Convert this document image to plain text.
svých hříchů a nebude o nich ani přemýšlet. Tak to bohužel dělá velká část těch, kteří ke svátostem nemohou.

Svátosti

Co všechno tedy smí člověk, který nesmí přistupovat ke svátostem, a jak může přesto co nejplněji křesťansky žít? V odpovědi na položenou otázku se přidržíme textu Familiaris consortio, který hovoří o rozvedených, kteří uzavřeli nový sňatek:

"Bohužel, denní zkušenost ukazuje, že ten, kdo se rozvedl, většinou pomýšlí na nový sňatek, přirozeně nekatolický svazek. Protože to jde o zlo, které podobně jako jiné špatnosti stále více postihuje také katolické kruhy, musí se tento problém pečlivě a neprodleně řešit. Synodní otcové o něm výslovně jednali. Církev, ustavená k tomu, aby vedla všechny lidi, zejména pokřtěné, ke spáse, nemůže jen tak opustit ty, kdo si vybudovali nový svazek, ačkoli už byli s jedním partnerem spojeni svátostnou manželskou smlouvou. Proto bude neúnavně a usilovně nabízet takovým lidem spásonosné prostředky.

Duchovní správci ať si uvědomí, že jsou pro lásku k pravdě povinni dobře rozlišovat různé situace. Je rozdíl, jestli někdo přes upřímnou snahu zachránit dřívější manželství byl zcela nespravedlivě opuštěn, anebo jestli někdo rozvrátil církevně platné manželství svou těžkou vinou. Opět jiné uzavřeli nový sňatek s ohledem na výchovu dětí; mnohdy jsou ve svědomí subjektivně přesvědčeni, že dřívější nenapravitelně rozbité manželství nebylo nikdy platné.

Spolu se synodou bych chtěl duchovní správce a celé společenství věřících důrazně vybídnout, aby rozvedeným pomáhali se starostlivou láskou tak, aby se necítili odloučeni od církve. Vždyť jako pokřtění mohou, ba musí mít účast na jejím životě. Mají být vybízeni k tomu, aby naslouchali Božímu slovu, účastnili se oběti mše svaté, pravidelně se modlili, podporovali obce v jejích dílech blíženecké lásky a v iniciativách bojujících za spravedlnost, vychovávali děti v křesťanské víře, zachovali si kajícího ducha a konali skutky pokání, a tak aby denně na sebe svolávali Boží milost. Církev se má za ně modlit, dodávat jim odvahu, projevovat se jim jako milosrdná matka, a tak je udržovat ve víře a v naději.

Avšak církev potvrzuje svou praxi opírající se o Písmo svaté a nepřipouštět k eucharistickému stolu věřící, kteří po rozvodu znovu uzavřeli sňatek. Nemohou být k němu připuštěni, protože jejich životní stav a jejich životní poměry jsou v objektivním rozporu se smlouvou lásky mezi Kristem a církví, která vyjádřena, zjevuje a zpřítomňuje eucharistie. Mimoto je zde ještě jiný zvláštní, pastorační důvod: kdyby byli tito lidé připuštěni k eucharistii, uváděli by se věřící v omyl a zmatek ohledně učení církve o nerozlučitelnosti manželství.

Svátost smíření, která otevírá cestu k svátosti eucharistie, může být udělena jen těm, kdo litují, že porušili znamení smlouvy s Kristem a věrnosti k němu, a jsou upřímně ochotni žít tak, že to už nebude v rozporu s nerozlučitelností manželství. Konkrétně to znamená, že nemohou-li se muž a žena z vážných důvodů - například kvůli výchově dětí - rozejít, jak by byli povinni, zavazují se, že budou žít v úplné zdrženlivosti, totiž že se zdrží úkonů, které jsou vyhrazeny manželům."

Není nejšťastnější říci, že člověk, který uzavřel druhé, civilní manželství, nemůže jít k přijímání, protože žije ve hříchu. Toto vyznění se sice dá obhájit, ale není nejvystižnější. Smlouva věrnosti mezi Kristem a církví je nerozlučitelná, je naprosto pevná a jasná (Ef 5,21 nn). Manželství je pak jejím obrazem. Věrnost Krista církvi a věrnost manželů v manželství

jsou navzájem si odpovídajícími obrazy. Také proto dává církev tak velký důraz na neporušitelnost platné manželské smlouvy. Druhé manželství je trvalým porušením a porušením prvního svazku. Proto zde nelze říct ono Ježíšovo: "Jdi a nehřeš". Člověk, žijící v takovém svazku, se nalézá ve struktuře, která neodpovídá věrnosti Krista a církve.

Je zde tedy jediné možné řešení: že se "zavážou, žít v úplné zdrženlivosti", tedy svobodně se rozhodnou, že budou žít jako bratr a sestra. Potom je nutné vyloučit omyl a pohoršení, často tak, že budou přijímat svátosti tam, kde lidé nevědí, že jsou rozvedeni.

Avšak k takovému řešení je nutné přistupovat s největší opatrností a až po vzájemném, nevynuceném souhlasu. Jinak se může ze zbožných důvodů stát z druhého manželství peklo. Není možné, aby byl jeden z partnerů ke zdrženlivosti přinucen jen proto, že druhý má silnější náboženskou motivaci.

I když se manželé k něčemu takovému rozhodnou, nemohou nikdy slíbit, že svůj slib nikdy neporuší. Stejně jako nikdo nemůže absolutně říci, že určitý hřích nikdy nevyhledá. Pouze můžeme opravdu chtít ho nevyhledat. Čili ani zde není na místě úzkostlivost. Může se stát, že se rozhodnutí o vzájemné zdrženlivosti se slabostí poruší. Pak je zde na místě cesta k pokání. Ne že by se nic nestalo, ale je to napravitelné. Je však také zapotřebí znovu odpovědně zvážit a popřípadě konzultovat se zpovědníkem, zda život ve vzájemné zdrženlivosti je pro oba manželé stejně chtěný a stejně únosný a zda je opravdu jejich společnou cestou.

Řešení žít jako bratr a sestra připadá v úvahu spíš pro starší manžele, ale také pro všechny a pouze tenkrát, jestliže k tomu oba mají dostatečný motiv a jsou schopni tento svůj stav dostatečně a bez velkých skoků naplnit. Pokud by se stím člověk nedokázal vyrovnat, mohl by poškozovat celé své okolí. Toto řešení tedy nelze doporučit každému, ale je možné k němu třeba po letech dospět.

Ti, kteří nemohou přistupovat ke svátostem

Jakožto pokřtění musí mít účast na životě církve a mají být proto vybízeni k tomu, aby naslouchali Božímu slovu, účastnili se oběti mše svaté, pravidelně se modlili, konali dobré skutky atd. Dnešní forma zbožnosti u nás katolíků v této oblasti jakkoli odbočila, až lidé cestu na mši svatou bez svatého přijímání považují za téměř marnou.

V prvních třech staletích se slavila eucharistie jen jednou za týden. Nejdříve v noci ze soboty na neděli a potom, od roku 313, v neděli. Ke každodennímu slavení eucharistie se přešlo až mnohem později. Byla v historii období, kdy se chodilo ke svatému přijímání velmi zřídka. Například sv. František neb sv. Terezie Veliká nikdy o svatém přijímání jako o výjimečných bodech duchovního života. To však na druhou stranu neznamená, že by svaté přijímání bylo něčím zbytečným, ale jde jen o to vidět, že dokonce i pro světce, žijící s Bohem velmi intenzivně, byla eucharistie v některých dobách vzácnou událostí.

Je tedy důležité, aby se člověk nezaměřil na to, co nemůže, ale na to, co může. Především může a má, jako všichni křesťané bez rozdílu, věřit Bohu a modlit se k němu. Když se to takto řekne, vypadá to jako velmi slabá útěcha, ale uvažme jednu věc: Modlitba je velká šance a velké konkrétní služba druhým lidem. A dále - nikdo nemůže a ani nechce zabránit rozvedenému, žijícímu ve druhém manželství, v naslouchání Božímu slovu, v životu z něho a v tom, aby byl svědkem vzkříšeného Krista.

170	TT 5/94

Your goal:
Reproduce every line of the material above exactly.

Result:
Convert this document image to plain text.
svých hříchů a nebude o nich ani přemýšlet. Tak to bohužel dělá velká část těch, kteří ke svátostem nemohou.

Svátosti

Co všechno tedy smí člověk, který nesmí přistupovat ke svátostem, a jak může přesto co nejplněji křesťansky žít? V odpovědi na položenou otázku se přidržíme textu Familiaris consortio, který hovoří o rozvedených, kteří uzavřeli nový sňatek:

"Bohužel, denní zkušenost ukazuje, že ten, kdo se rozvedl, většinou pomýšlí na nový sňatek, přirozeně nekatolický svazek. Protože to jde o zlo, které podobně jako jiné špatnosti stále více postihuje také katolické kruhy, musí se tento problém pečlivě a neprodleně řešit. Synodní otcové o něm výslovně jednali. Církev, ustavená k tomu, aby vedla všechny lidi, zejména pokřtěné, ke spáse, nemůže jen tak opustit ty, kdo si vybudovali nový svazek, ačkoli už byli s jedním partnerem spojeni svátostnou manželskou smlouvou. Proto bude neúnavně a usilovně nabízet takovým lidem spásonosné prostředky.

Duchovní správci ať si uvědomí, že jsou pro lásku k pravdě povinni dobře rozlišovat různé situace. Je rozdíl, jestli někdo přes upřímnou snahu zachránit dřívější manželství byl zcela nespravedlivě opuštěn, anebo jestli někdo rozvrátil církevně platné manželství svou těžkou vinou. Opět jiné uzavřeli nový sňatek s ohledem na výchovu dětí; mnohdy jsou ve svědomí subjektivně přesvědčeni, že dřívější nenapravitelně rozbité manželství nebylo nikdy platné.

Spolu se synodou bych chtěl duchovní správce a celé společenství věřících důrazně vybídnout, aby rozvedeným pomáhali se starostlivou láskou tak, aby se necítili odloučeni od církve. Vždyť jako pokřtění mohou, ba musí mít účast na jejím životě. Mají být vybízeni k tomu, aby naslouchali Božímu slovu, účastnili se oběti mše svaté, pravidelně se modlili, podporovali obce v jejích dílech blíženecké lásky a v iniciativách bojujících za spravedlnost, vychovávali děti v křesťanské víře, zachovali si kajícího ducha a konali skutky pokání, a tak aby denně na sebe svolávali Boží milost. Církev se má za ně modlit, dodávat jim odvahu, projevovat se jim jako milosrdná matka, a tak je udržovat ve víře a v naději.

Avšak církev potvrzuje svou praxi opírající se o Písmo svaté a nepřipouštět k eucharistickému stolu věřící, kteří po rozvodu znovu uzavřeli sňatek. Nemohou být k němu připuštěni, protože jejich životní stav a jejich životní poměry jsou v objektivním rozporu se smlouvou lásky mezi Kristem a církví, která vyjádřena, zjevuje a zpřítomňuje eucharistie. Mimoto je zde ještě jiný zvláštní, pastorační důvod: kdyby byli tito lidé připuštěni k eucharistii, uváděli by se věřící v omyl a zmatek ohledně učení církve o nerozlučitelnosti manželství.

Svátost smíření, která otevírá cestu k svátosti eucharistie, může být udělena jen těm, kdo litují, že porušili znamení smlouvy s Kristem a věrnosti k němu, a jsou upřímně ochotni žít tak, že to už nebude v rozporu s nerozlučitelností manželství. Konkrétně to znamená, že nemohou-li se muž a žena z vážných důvodů - například kvůli výchově dětí - rozejít, jak by byli povinni, zavazují se, že budou žít v úplné zdrženlivosti, totiž že se zdrží úkonů, které jsou vyhrazeny manželům."

Není nejšťastnější říci, že člověk, který uzavřel druhé, civilní manželství, nemůže jít k přijímání, protože žije ve hříchu. Toto vyznění se sice dá obhájit, ale není nejvystižnější. Smlouva věrnosti mezi Kristem a církví je nerozlučitelná, je naprosto pevná a jasná (Ef 5,21 nn). Manželství je pak jejím obrazem. Věrnost Krista církvi a věrnost manželů v manželství

jsou navzájem si odpovídajícími obrazy. Také proto dává církev tak velký důraz na neporušitelnost platné manželské smlouvy. Druhé manželství je trvalým porušením a porušením prvního svazku. Proto zde nelze říct ono Ježíšovo: "Jdi a nehřeš". Člověk, žijící v takovém svazku, se nalézá ve struktuře, která neodpovídá věrnosti Krista a církve.

Je zde tedy jediné možné řešení: že se "zavážou, žít v úplné zdrženlivosti", tedy svobodně se rozhodnou, že budou žít jako bratr a sestra. Potom je nutné vyloučit omyl a pohoršení, často tak, že budou přijímat svátosti tam, kde lidé nevědí, že jsou rozvedeni.

Avšak k takovému řešení je nutné přistupovat s největší opatrností a až po vzájemném, nevynuceném souhlasu. Jinak se může ze zbožných důvodů stát z druhého manželství peklo. Není možné, aby byl jeden z partnerů ke zdrženlivosti přinucen jen proto, že druhý má silnější náboženskou motivaci.

I když se manželé k něčemu takovému rozhodnou, nemohou nikdy slíbit, že svůj slib nikdy neporuší. Stejně jako nikdo nemůže absolutně říci, že určitý hřích nikdy nevyhledá. Pouze můžeme opravdu chtít ho nevyhledat. Čili ani zde není na místě úzkostlivost. Může se stát, že se rozhodnutí o vzájemné zdrženlivosti se slabostí poruší. Pak je zde na místě cesta k pokání. Ne že by se nic nestalo, ale je to napravitelné. Je však také zapotřebí znovu odpovědně zvážit a popřípadě konzultovat se zpovědníkem, zda život ve vzájemné zdrženlivosti je pro oba manželé stejně chtěný a stejně únosný a zda je opravdu jejich společnou cestou.

Řešení žít jako bratr a sestra připadá v úvahu spíš pro starší manžele, ale také pro všechny a pouze tenkrát, jestliže k tomu oba mají dostatečný motiv a jsou schopni tento svůj stav dostatečně a bez velkých skoků naplnit. Pokud by se stím člověk nedokázal vyrovnat, mohl by poškozovat celé své okolí. Toto řešení tedy nelze doporučit každému, ale je možné k němu třeba po letech dospět.

Ti, kteří nemohou přistupovat ke svátostem

Jakožto pokřtění musí mít účast na životě církve a mají být proto vybízeni k tomu, aby naslouchali Božímu slovu, účastnili se oběti mše svaté, pravidelně se modlili, konali dobré skutky atd. Dnešní forma zbožnosti u nás katolíků v této oblasti jakkoli odbočila, až lidé cestu na mši svatou bez svatého přijímání považují za téměř marnou.

V prvních třech staletích se slavila eucharistie jen jednou za týden. Nejdříve v noci ze soboty na neděli a potom, od roku 313, v neděli. Ke každodennímu slavení eucharistie se přešlo až mnohem později. Byla v historii období, kdy se chodilo ke svatému přijímání velmi zřídka. Například sv. František neb sv. Terezie Veliká nikdy o svatém přijímání jako o výjimečných bodech duchovního života. To však na druhou stranu neznamená, že by svaté přijímání bylo něčím zbytečným, ale jde jen o to vidět, že dokonce i pro světce, žijící s Bohem velmi intenzivně, byla eucharistie v některých dobách vzácnou událostí.

Je tedy důležité, aby se člověk nezaměřil na to, co nemůže, ale na to, co může. Především může a má, jako všichni křesťané bez rozdílu, věřit Bohu a modlit se k němu. Když se to takto řekne, vypadá to jako velmi slabá útěcha, ale uvažme jednu věc: Modlitba je velká šance a velké konkrétní služba druhým lidem. A dále - nikdo nemůže a ani nechce zabránit rozvedenému, žijícímu ve druhém manželství, v naslouchání Božímu slovu, v životu z něho a v tom, aby byl svědkem vzkříšeného Krista.

170	TT 5/94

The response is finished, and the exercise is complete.